## START Provided data

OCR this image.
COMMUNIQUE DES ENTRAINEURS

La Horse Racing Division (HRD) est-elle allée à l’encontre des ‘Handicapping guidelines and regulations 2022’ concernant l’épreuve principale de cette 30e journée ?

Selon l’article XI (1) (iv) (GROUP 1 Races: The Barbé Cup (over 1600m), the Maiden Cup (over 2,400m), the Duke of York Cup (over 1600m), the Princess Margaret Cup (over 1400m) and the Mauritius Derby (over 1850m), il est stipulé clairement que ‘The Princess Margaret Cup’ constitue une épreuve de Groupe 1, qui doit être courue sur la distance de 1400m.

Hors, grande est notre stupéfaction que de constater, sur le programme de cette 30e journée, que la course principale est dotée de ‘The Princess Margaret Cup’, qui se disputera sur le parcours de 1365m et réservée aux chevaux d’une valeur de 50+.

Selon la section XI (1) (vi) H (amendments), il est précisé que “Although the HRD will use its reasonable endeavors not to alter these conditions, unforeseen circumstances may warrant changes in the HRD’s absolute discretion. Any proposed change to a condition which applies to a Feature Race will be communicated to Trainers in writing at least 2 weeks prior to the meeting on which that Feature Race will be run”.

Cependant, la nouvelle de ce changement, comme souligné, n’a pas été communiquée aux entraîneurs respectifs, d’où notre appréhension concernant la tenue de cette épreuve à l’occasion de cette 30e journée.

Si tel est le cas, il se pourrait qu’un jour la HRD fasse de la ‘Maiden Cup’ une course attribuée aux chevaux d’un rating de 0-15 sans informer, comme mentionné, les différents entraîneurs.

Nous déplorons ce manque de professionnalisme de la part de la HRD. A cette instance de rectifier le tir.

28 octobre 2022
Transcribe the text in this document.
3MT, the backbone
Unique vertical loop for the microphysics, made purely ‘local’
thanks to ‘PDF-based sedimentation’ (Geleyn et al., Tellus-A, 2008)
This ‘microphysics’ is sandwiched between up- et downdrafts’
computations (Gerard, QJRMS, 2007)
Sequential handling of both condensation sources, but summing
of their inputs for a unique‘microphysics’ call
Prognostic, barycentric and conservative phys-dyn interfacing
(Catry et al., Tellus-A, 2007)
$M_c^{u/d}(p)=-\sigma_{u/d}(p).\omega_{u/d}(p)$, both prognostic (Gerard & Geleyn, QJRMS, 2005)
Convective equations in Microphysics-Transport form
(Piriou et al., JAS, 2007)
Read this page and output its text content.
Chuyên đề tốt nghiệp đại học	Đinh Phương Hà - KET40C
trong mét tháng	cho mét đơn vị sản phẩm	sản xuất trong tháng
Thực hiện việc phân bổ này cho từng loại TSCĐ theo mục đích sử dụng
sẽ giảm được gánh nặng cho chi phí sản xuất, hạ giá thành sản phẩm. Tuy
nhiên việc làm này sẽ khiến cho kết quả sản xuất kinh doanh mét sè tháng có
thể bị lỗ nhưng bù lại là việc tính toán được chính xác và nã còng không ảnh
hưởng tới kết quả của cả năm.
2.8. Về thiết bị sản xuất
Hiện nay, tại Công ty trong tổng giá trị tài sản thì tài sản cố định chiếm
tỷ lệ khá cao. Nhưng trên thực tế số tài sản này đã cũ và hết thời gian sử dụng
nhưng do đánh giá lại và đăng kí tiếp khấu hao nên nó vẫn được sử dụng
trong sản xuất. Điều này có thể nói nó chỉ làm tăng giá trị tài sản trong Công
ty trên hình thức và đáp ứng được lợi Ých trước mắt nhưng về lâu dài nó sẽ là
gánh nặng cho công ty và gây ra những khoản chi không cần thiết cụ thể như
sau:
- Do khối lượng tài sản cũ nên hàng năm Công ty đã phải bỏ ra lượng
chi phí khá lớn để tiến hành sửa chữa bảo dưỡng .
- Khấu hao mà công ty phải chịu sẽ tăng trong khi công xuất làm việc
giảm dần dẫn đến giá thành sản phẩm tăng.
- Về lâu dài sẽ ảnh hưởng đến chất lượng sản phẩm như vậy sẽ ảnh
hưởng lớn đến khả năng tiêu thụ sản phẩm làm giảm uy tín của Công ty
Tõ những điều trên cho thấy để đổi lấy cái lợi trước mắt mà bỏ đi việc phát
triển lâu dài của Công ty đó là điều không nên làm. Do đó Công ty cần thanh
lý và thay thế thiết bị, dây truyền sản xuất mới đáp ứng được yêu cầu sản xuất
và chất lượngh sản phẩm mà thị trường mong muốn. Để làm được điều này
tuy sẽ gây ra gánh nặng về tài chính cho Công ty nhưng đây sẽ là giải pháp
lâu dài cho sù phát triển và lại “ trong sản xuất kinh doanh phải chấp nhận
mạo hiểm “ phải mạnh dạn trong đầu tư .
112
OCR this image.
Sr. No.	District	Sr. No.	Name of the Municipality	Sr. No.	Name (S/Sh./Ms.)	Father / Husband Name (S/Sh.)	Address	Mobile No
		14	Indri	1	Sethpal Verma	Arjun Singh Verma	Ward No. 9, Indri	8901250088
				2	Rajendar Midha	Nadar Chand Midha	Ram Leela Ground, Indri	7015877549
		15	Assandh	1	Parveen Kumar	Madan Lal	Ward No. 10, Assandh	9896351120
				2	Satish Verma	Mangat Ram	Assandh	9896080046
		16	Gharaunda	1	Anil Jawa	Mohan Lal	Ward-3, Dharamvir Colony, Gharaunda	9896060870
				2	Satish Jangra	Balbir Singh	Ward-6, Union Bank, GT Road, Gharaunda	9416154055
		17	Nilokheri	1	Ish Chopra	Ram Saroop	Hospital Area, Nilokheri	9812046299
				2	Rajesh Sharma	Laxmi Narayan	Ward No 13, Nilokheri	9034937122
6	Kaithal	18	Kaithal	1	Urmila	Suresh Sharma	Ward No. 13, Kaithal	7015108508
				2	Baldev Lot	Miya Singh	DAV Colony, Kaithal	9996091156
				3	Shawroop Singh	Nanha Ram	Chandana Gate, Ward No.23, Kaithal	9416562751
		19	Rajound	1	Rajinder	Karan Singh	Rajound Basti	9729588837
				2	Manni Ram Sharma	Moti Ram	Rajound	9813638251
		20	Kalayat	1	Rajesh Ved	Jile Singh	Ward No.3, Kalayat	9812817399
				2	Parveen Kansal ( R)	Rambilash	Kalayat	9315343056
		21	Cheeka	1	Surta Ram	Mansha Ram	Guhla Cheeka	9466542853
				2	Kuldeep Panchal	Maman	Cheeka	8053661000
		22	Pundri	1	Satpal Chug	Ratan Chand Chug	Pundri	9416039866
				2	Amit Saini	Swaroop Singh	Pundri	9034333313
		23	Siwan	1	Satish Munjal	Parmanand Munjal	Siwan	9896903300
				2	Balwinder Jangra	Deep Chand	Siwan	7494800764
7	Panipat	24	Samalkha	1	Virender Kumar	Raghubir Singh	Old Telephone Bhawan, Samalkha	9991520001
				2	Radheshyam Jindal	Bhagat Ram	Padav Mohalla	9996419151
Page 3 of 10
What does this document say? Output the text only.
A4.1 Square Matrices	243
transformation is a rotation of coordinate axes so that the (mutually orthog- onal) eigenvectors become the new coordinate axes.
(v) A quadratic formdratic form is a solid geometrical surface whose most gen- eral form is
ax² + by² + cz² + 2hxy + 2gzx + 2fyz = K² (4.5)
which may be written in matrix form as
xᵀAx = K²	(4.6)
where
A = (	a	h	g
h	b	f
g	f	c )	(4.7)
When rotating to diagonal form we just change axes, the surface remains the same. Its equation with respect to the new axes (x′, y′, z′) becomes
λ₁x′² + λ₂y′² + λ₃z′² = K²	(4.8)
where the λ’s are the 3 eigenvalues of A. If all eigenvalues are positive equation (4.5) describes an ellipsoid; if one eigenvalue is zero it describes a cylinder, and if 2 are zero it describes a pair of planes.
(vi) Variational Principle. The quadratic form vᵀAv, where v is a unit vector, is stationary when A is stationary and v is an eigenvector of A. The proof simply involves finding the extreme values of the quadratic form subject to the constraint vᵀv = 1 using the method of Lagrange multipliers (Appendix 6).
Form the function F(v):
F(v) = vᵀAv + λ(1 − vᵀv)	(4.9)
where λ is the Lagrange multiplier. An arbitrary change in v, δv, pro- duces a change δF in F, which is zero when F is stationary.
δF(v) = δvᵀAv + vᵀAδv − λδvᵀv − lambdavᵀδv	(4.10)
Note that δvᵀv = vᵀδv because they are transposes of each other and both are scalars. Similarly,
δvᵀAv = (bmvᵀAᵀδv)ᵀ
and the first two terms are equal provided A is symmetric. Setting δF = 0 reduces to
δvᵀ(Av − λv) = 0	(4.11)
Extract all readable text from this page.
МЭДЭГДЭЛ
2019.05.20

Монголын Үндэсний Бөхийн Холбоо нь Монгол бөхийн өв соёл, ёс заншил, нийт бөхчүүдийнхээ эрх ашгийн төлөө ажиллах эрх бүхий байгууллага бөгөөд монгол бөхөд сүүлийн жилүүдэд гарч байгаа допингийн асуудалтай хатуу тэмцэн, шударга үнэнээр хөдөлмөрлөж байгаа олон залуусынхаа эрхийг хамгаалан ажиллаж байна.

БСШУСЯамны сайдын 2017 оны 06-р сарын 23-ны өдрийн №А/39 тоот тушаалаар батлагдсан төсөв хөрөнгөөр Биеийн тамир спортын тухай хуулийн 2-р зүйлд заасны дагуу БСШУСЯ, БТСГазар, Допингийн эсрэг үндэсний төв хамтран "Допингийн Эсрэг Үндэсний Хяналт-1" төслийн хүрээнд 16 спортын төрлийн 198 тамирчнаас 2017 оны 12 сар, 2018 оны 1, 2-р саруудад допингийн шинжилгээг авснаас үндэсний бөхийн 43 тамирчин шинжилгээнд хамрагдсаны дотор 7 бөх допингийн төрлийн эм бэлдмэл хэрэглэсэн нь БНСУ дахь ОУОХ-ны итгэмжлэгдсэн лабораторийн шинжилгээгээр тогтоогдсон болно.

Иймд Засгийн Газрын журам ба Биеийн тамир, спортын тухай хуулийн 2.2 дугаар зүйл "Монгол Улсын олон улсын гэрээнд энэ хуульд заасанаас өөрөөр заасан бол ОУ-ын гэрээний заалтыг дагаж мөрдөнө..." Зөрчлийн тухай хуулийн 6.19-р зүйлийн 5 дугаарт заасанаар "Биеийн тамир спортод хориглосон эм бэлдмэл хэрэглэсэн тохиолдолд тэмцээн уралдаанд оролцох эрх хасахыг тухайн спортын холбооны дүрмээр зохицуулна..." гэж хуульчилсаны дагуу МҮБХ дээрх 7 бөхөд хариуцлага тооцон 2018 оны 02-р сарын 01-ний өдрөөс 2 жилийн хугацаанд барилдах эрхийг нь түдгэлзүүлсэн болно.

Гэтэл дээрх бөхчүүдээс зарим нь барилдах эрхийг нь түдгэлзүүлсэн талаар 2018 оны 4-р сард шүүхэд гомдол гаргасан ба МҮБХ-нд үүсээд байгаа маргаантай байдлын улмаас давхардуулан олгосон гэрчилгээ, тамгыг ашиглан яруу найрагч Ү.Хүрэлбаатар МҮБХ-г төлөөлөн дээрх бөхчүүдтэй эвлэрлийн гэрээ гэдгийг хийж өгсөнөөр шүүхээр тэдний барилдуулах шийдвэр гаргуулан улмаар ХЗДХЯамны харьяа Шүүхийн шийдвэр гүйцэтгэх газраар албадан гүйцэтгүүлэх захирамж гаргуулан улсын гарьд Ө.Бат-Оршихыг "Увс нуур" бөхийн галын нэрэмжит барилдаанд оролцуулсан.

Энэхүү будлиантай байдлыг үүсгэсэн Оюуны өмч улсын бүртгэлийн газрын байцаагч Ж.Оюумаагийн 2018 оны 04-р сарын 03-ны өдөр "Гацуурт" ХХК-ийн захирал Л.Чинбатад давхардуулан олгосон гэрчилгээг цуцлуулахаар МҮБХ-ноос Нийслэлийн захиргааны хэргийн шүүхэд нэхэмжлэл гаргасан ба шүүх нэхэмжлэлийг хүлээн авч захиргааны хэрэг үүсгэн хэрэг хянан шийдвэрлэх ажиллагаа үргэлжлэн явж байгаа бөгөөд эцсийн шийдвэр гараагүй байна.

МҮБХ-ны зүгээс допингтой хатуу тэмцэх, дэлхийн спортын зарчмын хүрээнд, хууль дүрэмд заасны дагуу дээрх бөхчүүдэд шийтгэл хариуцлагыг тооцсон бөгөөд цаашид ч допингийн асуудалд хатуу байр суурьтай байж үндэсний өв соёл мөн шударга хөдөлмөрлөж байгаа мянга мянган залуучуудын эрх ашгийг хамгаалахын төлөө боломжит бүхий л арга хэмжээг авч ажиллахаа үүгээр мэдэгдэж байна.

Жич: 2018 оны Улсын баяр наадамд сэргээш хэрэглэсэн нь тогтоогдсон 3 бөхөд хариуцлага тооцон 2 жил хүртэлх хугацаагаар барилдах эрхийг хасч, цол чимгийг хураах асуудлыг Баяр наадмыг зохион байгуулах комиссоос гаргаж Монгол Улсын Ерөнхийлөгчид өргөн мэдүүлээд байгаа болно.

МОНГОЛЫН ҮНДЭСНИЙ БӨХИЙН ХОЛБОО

## END Provided data

Pull every line containing the word "тооцон" out of the material and copy it.

Иймд Засгийн Газрын журам ба Биеийн тамир, спортын тухай хуулийн 2.2 дугаар зүйл "Монгол Улсын олон улсын гэрээнд энэ хуульд заасанаас өөрөөр заасан бол ОУ-ын гэрээний заалтыг дагаж мөрдөнө..." Зөрчлийн тухай хуулийн 6.19-р зүйлийн 5 дугаарт заасанаар "Биеийн тамир спортод хориглосон эм бэлдмэл хэрэглэсэн тохиолдолд тэмцээн уралдаанд оролцох эрх хасахыг тухайн спортын холбооны дүрмээр зохицуулна..." гэж хуульчилсаны дагуу МҮБХ дээрх 7 бөхөд хариуцлага тооцон 2018 оны 02-р сарын 01-ний өдрөөс 2 жилийн хугацаанд барилдах эрхийг нь түдгэлзүүлсэн болно.
Жич: 2018 оны Улсын баяр наадамд сэргээш хэрэглэсэн нь тогтоогдсон 3 бөхөд хариуцлага тооцон 2 жил хүртэлх хугацаагаар барилдах эрхийг хасч, цол чимгийг хураах асуудлыг Баяр наадмыг зохион байгуулах комиссоос гаргаж Монгол Улсын Ерөнхийлөгчид өргөн мэдүүлээд байгаа болно.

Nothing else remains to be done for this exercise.